--- Start ITEMS ---

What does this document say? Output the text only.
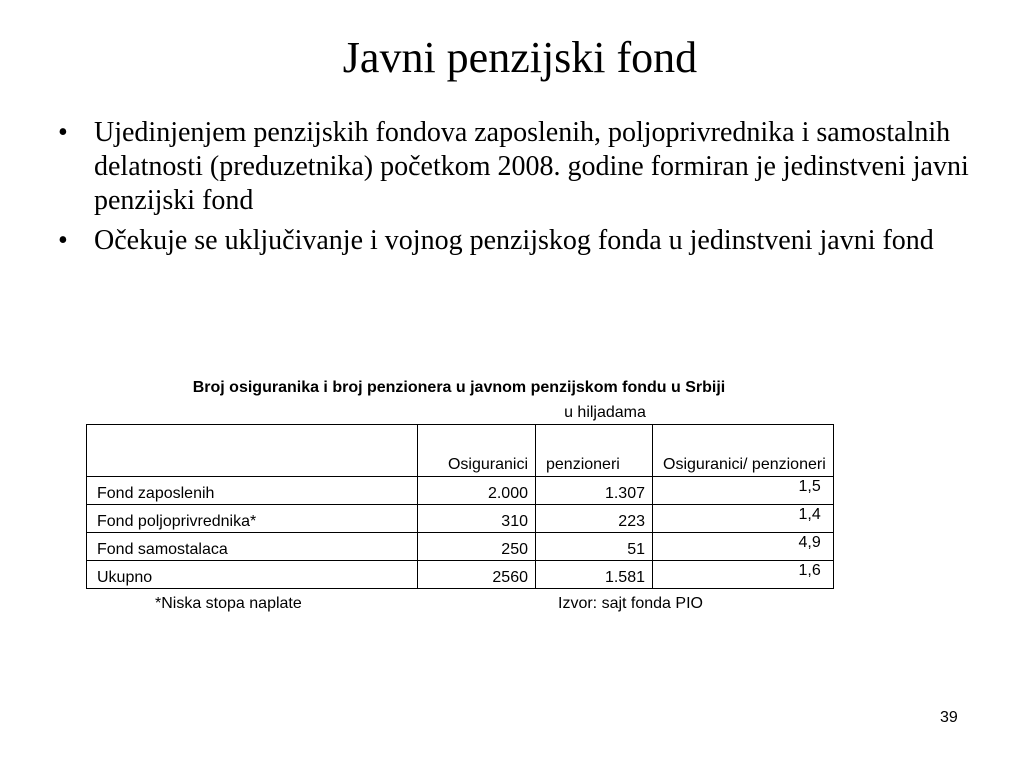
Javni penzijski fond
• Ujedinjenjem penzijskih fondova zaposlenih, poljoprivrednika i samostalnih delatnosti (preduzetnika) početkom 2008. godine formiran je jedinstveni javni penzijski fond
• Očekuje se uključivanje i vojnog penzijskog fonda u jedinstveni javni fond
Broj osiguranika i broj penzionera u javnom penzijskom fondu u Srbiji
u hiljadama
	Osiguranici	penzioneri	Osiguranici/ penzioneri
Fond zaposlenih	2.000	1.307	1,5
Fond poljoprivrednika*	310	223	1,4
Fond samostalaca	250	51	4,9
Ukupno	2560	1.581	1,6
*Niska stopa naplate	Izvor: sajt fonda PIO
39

--- End ITEMS ---

Make a verbatim copy of all the entries and strip out the pictures.

What does this document say? Output the text only.
Javni penzijski fond
• Ujedinjenjem penzijskih fondova zaposlenih, poljoprivrednika i samostalnih delatnosti (preduzetnika) početkom 2008. godine formiran je jedinstveni javni penzijski fond
• Očekuje se uključivanje i vojnog penzijskog fonda u jedinstveni javni fond
Broj osiguranika i broj penzionera u javnom penzijskom fondu u Srbiji
u hiljadama
	Osiguranici	penzioneri	Osiguranici/ penzioneri
Fond zaposlenih	2.000	1.307	1,5
Fond poljoprivrednika*	310	223	1,4
Fond samostalaca	250	51	4,9
Ukupno	2560	1.581	1,6
*Niska stopa naplate	Izvor: sajt fonda PIO
39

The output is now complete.